─── Excerpted records ───
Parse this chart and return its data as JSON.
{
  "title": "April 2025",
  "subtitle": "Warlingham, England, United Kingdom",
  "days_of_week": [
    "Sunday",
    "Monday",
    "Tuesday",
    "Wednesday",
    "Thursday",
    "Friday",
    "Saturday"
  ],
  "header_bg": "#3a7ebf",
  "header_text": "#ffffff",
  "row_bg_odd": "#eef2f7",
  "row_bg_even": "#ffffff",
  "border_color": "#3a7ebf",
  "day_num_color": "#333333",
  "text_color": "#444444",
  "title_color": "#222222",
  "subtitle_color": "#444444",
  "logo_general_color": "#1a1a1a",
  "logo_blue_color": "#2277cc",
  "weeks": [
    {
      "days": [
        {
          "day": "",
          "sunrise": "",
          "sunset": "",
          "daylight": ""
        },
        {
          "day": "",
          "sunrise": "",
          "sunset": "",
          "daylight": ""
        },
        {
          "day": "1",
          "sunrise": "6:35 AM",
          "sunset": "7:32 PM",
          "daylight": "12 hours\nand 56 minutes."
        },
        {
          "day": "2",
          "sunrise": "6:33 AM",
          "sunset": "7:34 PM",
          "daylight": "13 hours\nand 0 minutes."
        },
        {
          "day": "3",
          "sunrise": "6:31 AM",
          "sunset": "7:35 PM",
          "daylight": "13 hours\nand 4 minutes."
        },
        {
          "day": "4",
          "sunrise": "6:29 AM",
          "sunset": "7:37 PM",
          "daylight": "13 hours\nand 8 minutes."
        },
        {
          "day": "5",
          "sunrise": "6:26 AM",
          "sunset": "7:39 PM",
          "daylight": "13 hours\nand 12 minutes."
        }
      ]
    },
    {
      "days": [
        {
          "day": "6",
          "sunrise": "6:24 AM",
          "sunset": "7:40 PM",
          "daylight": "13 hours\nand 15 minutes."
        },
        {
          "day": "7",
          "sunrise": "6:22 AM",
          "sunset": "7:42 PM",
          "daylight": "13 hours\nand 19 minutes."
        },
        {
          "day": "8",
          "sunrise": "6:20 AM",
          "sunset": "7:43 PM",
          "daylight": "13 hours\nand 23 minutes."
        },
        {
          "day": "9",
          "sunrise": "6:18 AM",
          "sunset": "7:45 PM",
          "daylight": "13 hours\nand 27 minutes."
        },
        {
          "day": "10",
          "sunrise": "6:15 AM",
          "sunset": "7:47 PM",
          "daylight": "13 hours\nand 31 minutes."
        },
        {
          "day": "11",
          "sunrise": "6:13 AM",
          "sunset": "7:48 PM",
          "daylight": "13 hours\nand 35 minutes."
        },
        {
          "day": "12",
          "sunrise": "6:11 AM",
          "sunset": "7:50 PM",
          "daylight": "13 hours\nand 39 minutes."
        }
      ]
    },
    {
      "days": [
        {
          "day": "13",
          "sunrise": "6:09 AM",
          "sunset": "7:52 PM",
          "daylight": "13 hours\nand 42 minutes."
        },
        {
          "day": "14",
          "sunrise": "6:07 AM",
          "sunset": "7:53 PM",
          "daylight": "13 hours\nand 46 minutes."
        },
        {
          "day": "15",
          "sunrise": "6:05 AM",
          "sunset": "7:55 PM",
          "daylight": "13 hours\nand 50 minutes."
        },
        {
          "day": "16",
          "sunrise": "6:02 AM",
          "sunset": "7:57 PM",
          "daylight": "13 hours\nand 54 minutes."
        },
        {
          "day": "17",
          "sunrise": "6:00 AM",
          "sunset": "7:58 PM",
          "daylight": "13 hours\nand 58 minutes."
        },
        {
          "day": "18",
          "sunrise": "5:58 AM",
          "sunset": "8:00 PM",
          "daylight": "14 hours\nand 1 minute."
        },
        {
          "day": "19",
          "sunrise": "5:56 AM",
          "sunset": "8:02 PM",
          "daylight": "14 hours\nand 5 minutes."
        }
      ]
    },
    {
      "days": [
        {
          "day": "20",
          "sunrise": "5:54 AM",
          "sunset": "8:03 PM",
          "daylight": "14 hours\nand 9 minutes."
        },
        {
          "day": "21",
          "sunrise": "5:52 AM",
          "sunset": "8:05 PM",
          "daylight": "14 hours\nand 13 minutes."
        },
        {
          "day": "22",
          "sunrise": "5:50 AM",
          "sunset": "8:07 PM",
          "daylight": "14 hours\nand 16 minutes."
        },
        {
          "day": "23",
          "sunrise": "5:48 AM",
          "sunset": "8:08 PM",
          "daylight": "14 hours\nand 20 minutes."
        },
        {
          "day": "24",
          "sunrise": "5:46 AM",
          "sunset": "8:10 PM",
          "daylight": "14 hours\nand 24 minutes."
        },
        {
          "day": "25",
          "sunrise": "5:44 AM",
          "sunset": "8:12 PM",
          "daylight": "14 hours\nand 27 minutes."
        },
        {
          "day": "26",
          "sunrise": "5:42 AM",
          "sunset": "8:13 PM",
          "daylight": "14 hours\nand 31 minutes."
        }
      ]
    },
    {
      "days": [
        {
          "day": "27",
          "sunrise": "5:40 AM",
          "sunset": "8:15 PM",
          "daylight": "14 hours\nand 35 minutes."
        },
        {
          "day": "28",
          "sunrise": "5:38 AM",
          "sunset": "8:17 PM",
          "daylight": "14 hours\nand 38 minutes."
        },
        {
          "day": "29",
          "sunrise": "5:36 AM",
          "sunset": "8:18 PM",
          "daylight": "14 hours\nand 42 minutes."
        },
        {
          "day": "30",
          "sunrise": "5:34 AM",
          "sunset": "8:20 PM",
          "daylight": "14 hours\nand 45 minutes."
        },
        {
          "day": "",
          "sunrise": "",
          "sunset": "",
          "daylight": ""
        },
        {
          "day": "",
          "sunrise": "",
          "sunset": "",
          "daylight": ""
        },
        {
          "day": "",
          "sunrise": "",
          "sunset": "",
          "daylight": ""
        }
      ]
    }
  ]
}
───
* [Your task]:
Write every record out again, unaltered.

* [Solved problem]:
Parse this chart and return its data as JSON.
{
  "title": "April 2025",
  "subtitle": "Warlingham, England, United Kingdom",
  "days_of_week": [
    "Sunday",
    "Monday",
    "Tuesday",
    "Wednesday",
    "Thursday",
    "Friday",
    "Saturday"
  ],
  "header_bg": "#3a7ebf",
  "header_text": "#ffffff",
  "row_bg_odd": "#eef2f7",
  "row_bg_even": "#ffffff",
  "border_color": "#3a7ebf",
  "day_num_color": "#333333",
  "text_color": "#444444",
  "title_color": "#222222",
  "subtitle_color": "#444444",
  "logo_general_color": "#1a1a1a",
  "logo_blue_color": "#2277cc",
  "weeks": [
    {
      "days": [
        {
          "day": "",
          "sunrise": "",
          "sunset": "",
          "daylight": ""
        },
        {
          "day": "",
          "sunrise": "",
          "sunset": "",
          "daylight": ""
        },
        {
          "day": "1",
          "sunrise": "6:35 AM",
          "sunset": "7:32 PM",
          "daylight": "12 hours\nand 56 minutes."
        },
        {
          "day": "2",
          "sunrise": "6:33 AM",
          "sunset": "7:34 PM",
          "daylight": "13 hours\nand 0 minutes."
        },
        {
          "day": "3",
          "sunrise": "6:31 AM",
          "sunset": "7:35 PM",
          "daylight": "13 hours\nand 4 minutes."
        },
        {
          "day": "4",
          "sunrise": "6:29 AM",
          "sunset": "7:37 PM",
          "daylight": "13 hours\nand 8 minutes."
        },
        {
          "day": "5",
          "sunrise": "6:26 AM",
          "sunset": "7:39 PM",
          "daylight": "13 hours\nand 12 minutes."
        }
      ]
    },
    {
      "days": [
        {
          "day": "6",
          "sunrise": "6:24 AM",
          "sunset": "7:40 PM",
          "daylight": "13 hours\nand 15 minutes."
        },
        {
          "day": "7",
          "sunrise": "6:22 AM",
          "sunset": "7:42 PM",
          "daylight": "13 hours\nand 19 minutes."
        },
        {
          "day": "8",
          "sunrise": "6:20 AM",
          "sunset": "7:43 PM",
          "daylight": "13 hours\nand 23 minutes."
        },
        {
          "day": "9",
          "sunrise": "6:18 AM",
          "sunset": "7:45 PM",
          "daylight": "13 hours\nand 27 minutes."
        },
        {
          "day": "10",
          "sunrise": "6:15 AM",
          "sunset": "7:47 PM",
          "daylight": "13 hours\nand 31 minutes."
        },
        {
          "day": "11",
          "sunrise": "6:13 AM",
          "sunset": "7:48 PM",
          "daylight": "13 hours\nand 35 minutes."
        },
        {
          "day": "12",
          "sunrise": "6:11 AM",
          "sunset": "7:50 PM",
          "daylight": "13 hours\nand 39 minutes."
        }
      ]
    },
    {
      "days": [
        {
          "day": "13",
          "sunrise": "6:09 AM",
          "sunset": "7:52 PM",
          "daylight": "13 hours\nand 42 minutes."
        },
        {
          "day": "14",
          "sunrise": "6:07 AM",
          "sunset": "7:53 PM",
          "daylight": "13 hours\nand 46 minutes."
        },
        {
          "day": "15",
          "sunrise": "6:05 AM",
          "sunset": "7:55 PM",
          "daylight": "13 hours\nand 50 minutes."
        },
        {
          "day": "16",
          "sunrise": "6:02 AM",
          "sunset": "7:57 PM",
          "daylight": "13 hours\nand 54 minutes."
        },
        {
          "day": "17",
          "sunrise": "6:00 AM",
          "sunset": "7:58 PM",
          "daylight": "13 hours\nand 58 minutes."
        },
        {
          "day": "18",
          "sunrise": "5:58 AM",
          "sunset": "8:00 PM",
          "daylight": "14 hours\nand 1 minute."
        },
        {
          "day": "19",
          "sunrise": "5:56 AM",
          "sunset": "8:02 PM",
          "daylight": "14 hours\nand 5 minutes."
        }
      ]
    },
    {
      "days": [
        {
          "day": "20",
          "sunrise": "5:54 AM",
          "sunset": "8:03 PM",
          "daylight": "14 hours\nand 9 minutes."
        },
        {
          "day": "21",
          "sunrise": "5:52 AM",
          "sunset": "8:05 PM",
          "daylight": "14 hours\nand 13 minutes."
        },
        {
          "day": "22",
          "sunrise": "5:50 AM",
          "sunset": "8:07 PM",
          "daylight": "14 hours\nand 16 minutes."
        },
        {
          "day": "23",
          "sunrise": "5:48 AM",
          "sunset": "8:08 PM",
          "daylight": "14 hours\nand 20 minutes."
        },
        {
          "day": "24",
          "sunrise": "5:46 AM",
          "sunset": "8:10 PM",
          "daylight": "14 hours\nand 24 minutes."
        },
        {
          "day": "25",
          "sunrise": "5:44 AM",
          "sunset": "8:12 PM",
          "daylight": "14 hours\nand 27 minutes."
        },
        {
          "day": "26",
          "sunrise": "5:42 AM",
          "sunset": "8:13 PM",
          "daylight": "14 hours\nand 31 minutes."
        }
      ]
    },
    {
      "days": [
        {
          "day": "27",
          "sunrise": "5:40 AM",
          "sunset": "8:15 PM",
          "daylight": "14 hours\nand 35 minutes."
        },
        {
          "day": "28",
          "sunrise": "5:38 AM",
          "sunset": "8:17 PM",
          "daylight": "14 hours\nand 38 minutes."
        },
        {
          "day": "29",
          "sunrise": "5:36 AM",
          "sunset": "8:18 PM",
          "daylight": "14 hours\nand 42 minutes."
        },
        {
          "day": "30",
          "sunrise": "5:34 AM",
          "sunset": "8:20 PM",
          "daylight": "14 hours\nand 45 minutes."
        },
        {
          "day": "",
          "sunrise": "",
          "sunset": "",
          "daylight": ""
        },
        {
          "day": "",
          "sunrise": "",
          "sunset": "",
          "daylight": ""
        },
        {
          "day": "",
          "sunrise": "",
          "sunset": "",
          "daylight": ""
        }
      ]
    }
  ]
}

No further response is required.